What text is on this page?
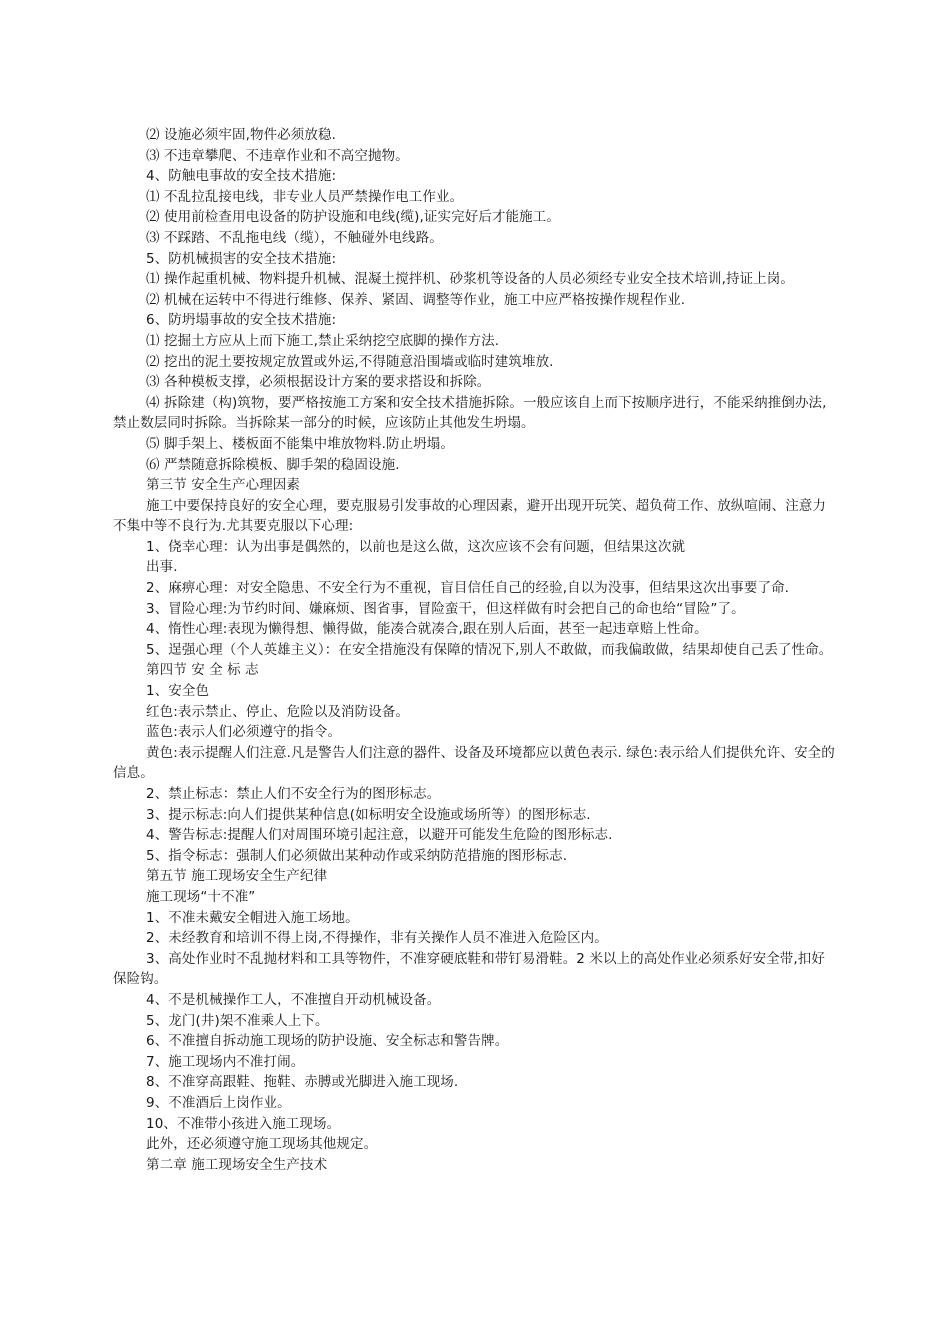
⑵ 设施必须牢固,物件必须放稳.

⑶ 不违章攀爬、不违章作业和不高空抛物。

4、防触电事故的安全技术措施:

⑴ 不乱拉乱接电线，非专业人员严禁操作电工作业。

⑵ 使用前检查用电设备的防护设施和电线(缆),证实完好后才能施工。

⑶ 不踩踏、不乱拖电线（缆），不触碰外电线路。

5、防机械损害的安全技术措施:

⑴ 操作起重机械、物料提升机械、混凝土搅拌机、砂浆机等设备的人员必须经专业安全技术培训,持证上岗。

⑵ 机械在运转中不得进行维修、保养、紧固、调整等作业，施工中应严格按操作规程作业.

6、防坍塌事故的安全技术措施:

⑴ 挖掘土方应从上而下施工,禁止采纳挖空底脚的操作方法.

⑵ 挖出的泥土要按规定放置或外运,不得随意沿围墙或临时建筑堆放.

⑶ 各种模板支撑，必须根据设计方案的要求搭设和拆除。

⑷ 拆除建（构)筑物，要严格按施工方案和安全技术措施拆除。一般应该自上而下按顺序进行，不能采纳推倒办法,禁止数层同时拆除。当拆除某一部分的时候，应该防止其他发生坍塌。

⑸ 脚手架上、楼板面不能集中堆放物料.防止坍塌。

⑹ 严禁随意拆除模板、脚手架的稳固设施.

第三节 安全生产心理因素

施工中要保持良好的安全心理，要克服易引发事故的心理因素，避开出现开玩笑、超负荷工作、放纵喧闹、注意力不集中等不良行为.尤其要克服以下心理:

1、侥幸心理：认为出事是偶然的，以前也是这么做，这次应该不会有问题，但结果这次就

出事.

2、麻痹心理：对安全隐患、不安全行为不重视，盲目信任自己的经验,自以为没事，但结果这次出事要了命.

3、冒险心理:为节约时间、嫌麻烦、图省事，冒险蛮干，但这样做有时会把自己的命也给“冒险”了。

4、惰性心理:表现为懒得想、懒得做，能凑合就凑合,跟在别人后面，甚至一起违章赔上性命。

5、逞强心理（个人英雄主义）：在安全措施没有保障的情况下,别人不敢做，而我偏敢做，结果却使自己丢了性命。

第四节 安 全 标 志

1、安全色

红色:表示禁止、停止、危险以及消防设备。

蓝色:表示人们必须遵守的指令。

黄色:表示提醒人们注意.凡是警告人们注意的器件、设备及环境都应以黄色表示. 绿色:表示给人们提供允许、安全的信息。

2、禁止标志：禁止人们不安全行为的图形标志。

3、提示标志:向人们提供某种信息(如标明安全设施或场所等）的图形标志.

4、警告标志:提醒人们对周围环境引起注意，以避开可能发生危险的图形标志.

5、指令标志：强制人们必须做出某种动作或采纳防范措施的图形标志.

第五节 施工现场安全生产纪律

施工现场“十不准”

1、不准未戴安全帽进入施工场地。

2、未经教育和培训不得上岗,不得操作，非有关操作人员不准进入危险区内。

3、高处作业时不乱抛材料和工具等物件，不准穿硬底鞋和带钉易滑鞋。2 米以上的高处作业必须系好安全带,扣好保险钩。

4、不是机械操作工人，不准擅自开动机械设备。

5、龙门(井)架不准乘人上下。

6、不准擅自拆动施工现场的防护设施、安全标志和警告牌。

7、施工现场内不准打闹。

8、不准穿高跟鞋、拖鞋、赤膊或光脚进入施工现场.

9、不准酒后上岗作业。

10、不准带小孩进入施工现场。

此外，还必须遵守施工现场其他规定。

第二章 施工现场安全生产技术
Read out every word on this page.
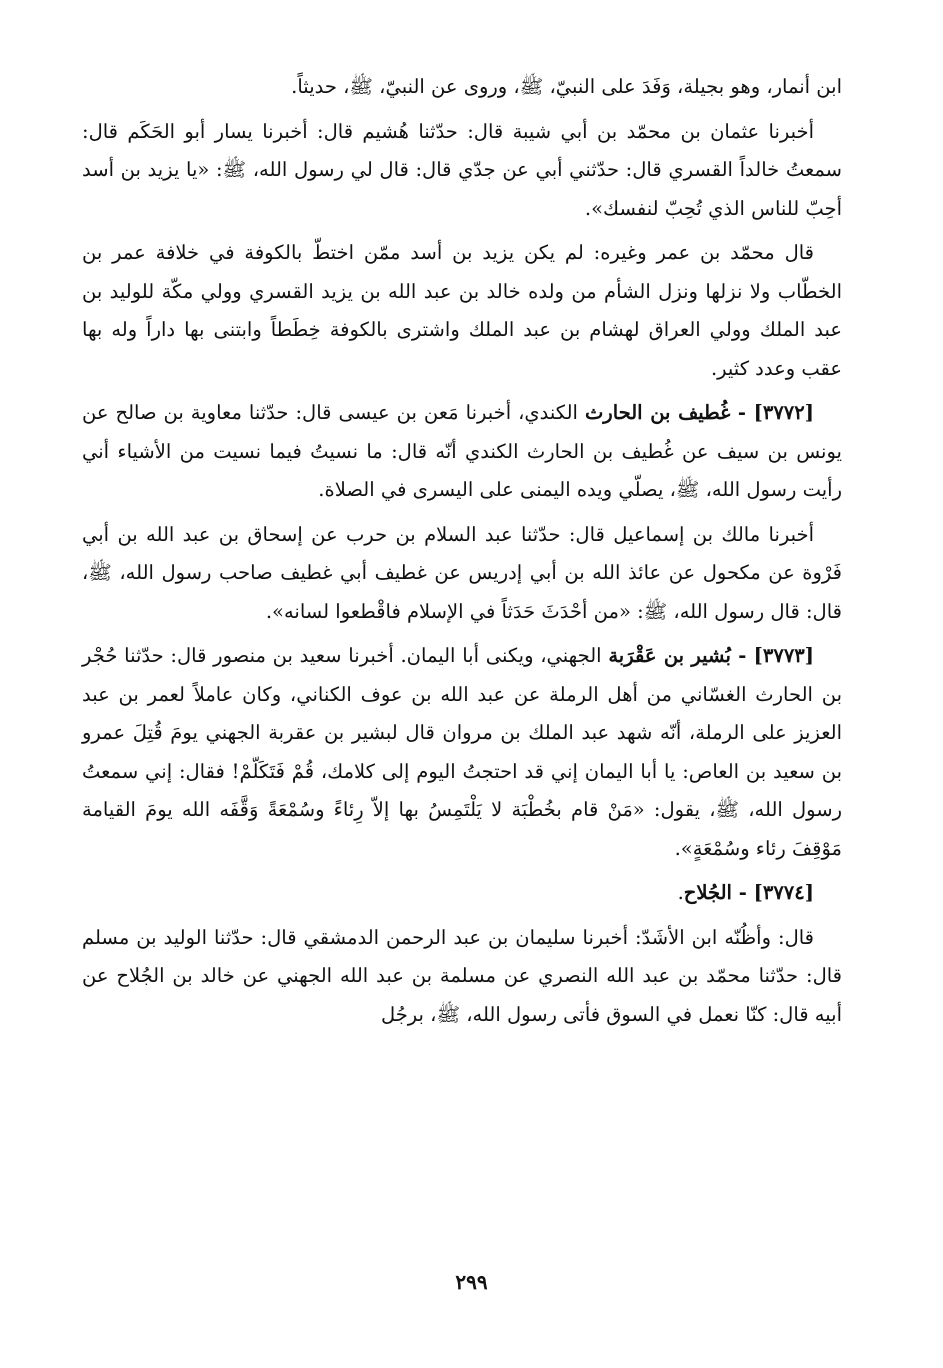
ابن أنمار، وهو بجيلة، وَفَدَ على النبيّ، ﷺ، وروى عن النبيّ، ﷺ، حديثاً.

أخبرنا عثمان بن محمّد بن أبي شيبة قال: حدّثنا هُشيم قال: أخبرنا يسار أبو الحَكَم قال: سمعتُ خالداً القسري قال: حدّثني أبي عن جدّي قال: قال لي رسول الله، ﷺ: «يا يزيد بن أسد أحِبّ للناس الذي تُحِبّ لنفسك».

قال محمّد بن عمر وغيره: لم يكن يزيد بن أسد ممّن اختطّ بالكوفة في خلافة عمر بن الخطّاب ولا نزلها ونزل الشأم من ولده خالد بن عبد الله بن يزيد القسري وولي مكّة للوليد بن عبد الملك وولي العراق لهشام بن عبد الملك واشترى بالكوفة خِطَطاً وابتنى بها داراً وله بها عقب وعدد كثير.

[٣٧٧٢] - غُطيف بن الحارث الكندي، أخبرنا مَعن بن عيسى قال: حدّثنا معاوية بن صالح عن يونس بن سيف عن غُطيف بن الحارث الكندي أنّه قال: ما نسيتُ فيما نسيت من الأشياء أني رأيت رسول الله، ﷺ، يصلّي ويده اليمنى على اليسرى في الصلاة.

أخبرنا مالك بن إسماعيل قال: حدّثنا عبد السلام بن حرب عن إسحاق بن عبد الله بن أبي فَرْوة عن مكحول عن عائذ الله بن أبي إدريس عن غطيف أبي غطيف صاحب رسول الله، ﷺ، قال: قال رسول الله، ﷺ: «من أحْدَثَ حَدَثاً في الإسلام فاقْطعوا لسانه».

[٣٧٧٣] - بُشير بن عَقْرَبة الجهني، ويكنى أبا اليمان. أخبرنا سعيد بن منصور قال: حدّثنا حُجْر بن الحارث الغسّاني من أهل الرملة عن عبد الله بن عوف الكناني، وكان عاملاً لعمر بن عبد العزيز على الرملة، أنّه شهد عبد الملك بن مروان قال لبشير بن عقربة الجهني يومَ قُتِلَ عمرو بن سعيد بن العاص: يا أبا اليمان إني قد احتجتُ اليوم إلى كلامك، قُمْ فَتَكَلّمْ! فقال: إني سمعتُ رسول الله، ﷺ، يقول: «مَنْ قام بخُطْبَة لا يَلْتَمِسُ بها إلاّ رِئاءً وسُمْعَةً وَقَّفَه الله يومَ القيامة مَوْقِفَ رئاء وسُمْعَةٍ».

[٣٧٧٤] - الجُلاح.

قال: وأظُنّه ابن الأشَدّ: أخبرنا سليمان بن عبد الرحمن الدمشقي قال: حدّثنا الوليد بن مسلم قال: حدّثنا محمّد بن عبد الله النصري عن مسلمة بن عبد الله الجهني عن خالد بن الجُلاح عن أبيه قال: كنّا نعمل في السوق فأتى رسول الله، ﷺ، برجُل

٢٩٩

________________________

§ GIVEN TASK
Give the entries again word for word, but skip the pictures.

§ REPLY TO THE EXERCISE
What text is on this page?
⑵ 设施必须牢固,物件必须放稳.

⑶ 不违章攀爬、不违章作业和不高空抛物。

4、防触电事故的安全技术措施:

⑴ 不乱拉乱接电线，非专业人员严禁操作电工作业。

⑵ 使用前检查用电设备的防护设施和电线(缆),证实完好后才能施工。

⑶ 不踩踏、不乱拖电线（缆），不触碰外电线路。

5、防机械损害的安全技术措施:

⑴ 操作起重机械、物料提升机械、混凝土搅拌机、砂浆机等设备的人员必须经专业安全技术培训,持证上岗。

⑵ 机械在运转中不得进行维修、保养、紧固、调整等作业，施工中应严格按操作规程作业.

6、防坍塌事故的安全技术措施:

⑴ 挖掘土方应从上而下施工,禁止采纳挖空底脚的操作方法.

⑵ 挖出的泥土要按规定放置或外运,不得随意沿围墙或临时建筑堆放.

⑶ 各种模板支撑，必须根据设计方案的要求搭设和拆除。

⑷ 拆除建（构)筑物，要严格按施工方案和安全技术措施拆除。一般应该自上而下按顺序进行，不能采纳推倒办法,禁止数层同时拆除。当拆除某一部分的时候，应该防止其他发生坍塌。

⑸ 脚手架上、楼板面不能集中堆放物料.防止坍塌。

⑹ 严禁随意拆除模板、脚手架的稳固设施.

第三节 安全生产心理因素

施工中要保持良好的安全心理，要克服易引发事故的心理因素，避开出现开玩笑、超负荷工作、放纵喧闹、注意力不集中等不良行为.尤其要克服以下心理:

1、侥幸心理：认为出事是偶然的，以前也是这么做，这次应该不会有问题，但结果这次就

出事.

2、麻痹心理：对安全隐患、不安全行为不重视，盲目信任自己的经验,自以为没事，但结果这次出事要了命.

3、冒险心理:为节约时间、嫌麻烦、图省事，冒险蛮干，但这样做有时会把自己的命也给“冒险”了。

4、惰性心理:表现为懒得想、懒得做，能凑合就凑合,跟在别人后面，甚至一起违章赔上性命。

5、逞强心理（个人英雄主义）：在安全措施没有保障的情况下,别人不敢做，而我偏敢做，结果却使自己丢了性命。

第四节 安 全 标 志

1、安全色

红色:表示禁止、停止、危险以及消防设备。

蓝色:表示人们必须遵守的指令。

黄色:表示提醒人们注意.凡是警告人们注意的器件、设备及环境都应以黄色表示. 绿色:表示给人们提供允许、安全的信息。

2、禁止标志：禁止人们不安全行为的图形标志。

3、提示标志:向人们提供某种信息(如标明安全设施或场所等）的图形标志.

4、警告标志:提醒人们对周围环境引起注意，以避开可能发生危险的图形标志.

5、指令标志：强制人们必须做出某种动作或采纳防范措施的图形标志.

第五节 施工现场安全生产纪律

施工现场“十不准”

1、不准未戴安全帽进入施工场地。

2、未经教育和培训不得上岗,不得操作，非有关操作人员不准进入危险区内。

3、高处作业时不乱抛材料和工具等物件，不准穿硬底鞋和带钉易滑鞋。2 米以上的高处作业必须系好安全带,扣好保险钩。

4、不是机械操作工人，不准擅自开动机械设备。

5、龙门(井)架不准乘人上下。

6、不准擅自拆动施工现场的防护设施、安全标志和警告牌。

7、施工现场内不准打闹。

8、不准穿高跟鞋、拖鞋、赤膊或光脚进入施工现场.

9、不准酒后上岗作业。

10、不准带小孩进入施工现场。

此外，还必须遵守施工现场其他规定。

第二章 施工现场安全生产技术
Read out every word on this page.
ابن أنمار، وهو بجيلة، وَفَدَ على النبيّ، ﷺ، وروى عن النبيّ، ﷺ، حديثاً.

أخبرنا عثمان بن محمّد بن أبي شيبة قال: حدّثنا هُشيم قال: أخبرنا يسار أبو الحَكَم قال: سمعتُ خالداً القسري قال: حدّثني أبي عن جدّي قال: قال لي رسول الله، ﷺ: «يا يزيد بن أسد أحِبّ للناس الذي تُحِبّ لنفسك».

قال محمّد بن عمر وغيره: لم يكن يزيد بن أسد ممّن اختطّ بالكوفة في خلافة عمر بن الخطّاب ولا نزلها ونزل الشأم من ولده خالد بن عبد الله بن يزيد القسري وولي مكّة للوليد بن عبد الملك وولي العراق لهشام بن عبد الملك واشترى بالكوفة خِطَطاً وابتنى بها داراً وله بها عقب وعدد كثير.

[٣٧٧٢] - غُطيف بن الحارث الكندي، أخبرنا مَعن بن عيسى قال: حدّثنا معاوية بن صالح عن يونس بن سيف عن غُطيف بن الحارث الكندي أنّه قال: ما نسيتُ فيما نسيت من الأشياء أني رأيت رسول الله، ﷺ، يصلّي ويده اليمنى على اليسرى في الصلاة.

أخبرنا مالك بن إسماعيل قال: حدّثنا عبد السلام بن حرب عن إسحاق بن عبد الله بن أبي فَرْوة عن مكحول عن عائذ الله بن أبي إدريس عن غطيف أبي غطيف صاحب رسول الله، ﷺ، قال: قال رسول الله، ﷺ: «من أحْدَثَ حَدَثاً في الإسلام فاقْطعوا لسانه».

[٣٧٧٣] - بُشير بن عَقْرَبة الجهني، ويكنى أبا اليمان. أخبرنا سعيد بن منصور قال: حدّثنا حُجْر بن الحارث الغسّاني من أهل الرملة عن عبد الله بن عوف الكناني، وكان عاملاً لعمر بن عبد العزيز على الرملة، أنّه شهد عبد الملك بن مروان قال لبشير بن عقربة الجهني يومَ قُتِلَ عمرو بن سعيد بن العاص: يا أبا اليمان إني قد احتجتُ اليوم إلى كلامك، قُمْ فَتَكَلّمْ! فقال: إني سمعتُ رسول الله، ﷺ، يقول: «مَنْ قام بخُطْبَة لا يَلْتَمِسُ بها إلاّ رِئاءً وسُمْعَةً وَقَّفَه الله يومَ القيامة مَوْقِفَ رئاء وسُمْعَةٍ».

[٣٧٧٤] - الجُلاح.

قال: وأظُنّه ابن الأشَدّ: أخبرنا سليمان بن عبد الرحمن الدمشقي قال: حدّثنا الوليد بن مسلم قال: حدّثنا محمّد بن عبد الله النصري عن مسلمة بن عبد الله الجهني عن خالد بن الجُلاح عن أبيه قال: كنّا نعمل في السوق فأتى رسول الله، ﷺ، برجُل

٢٩٩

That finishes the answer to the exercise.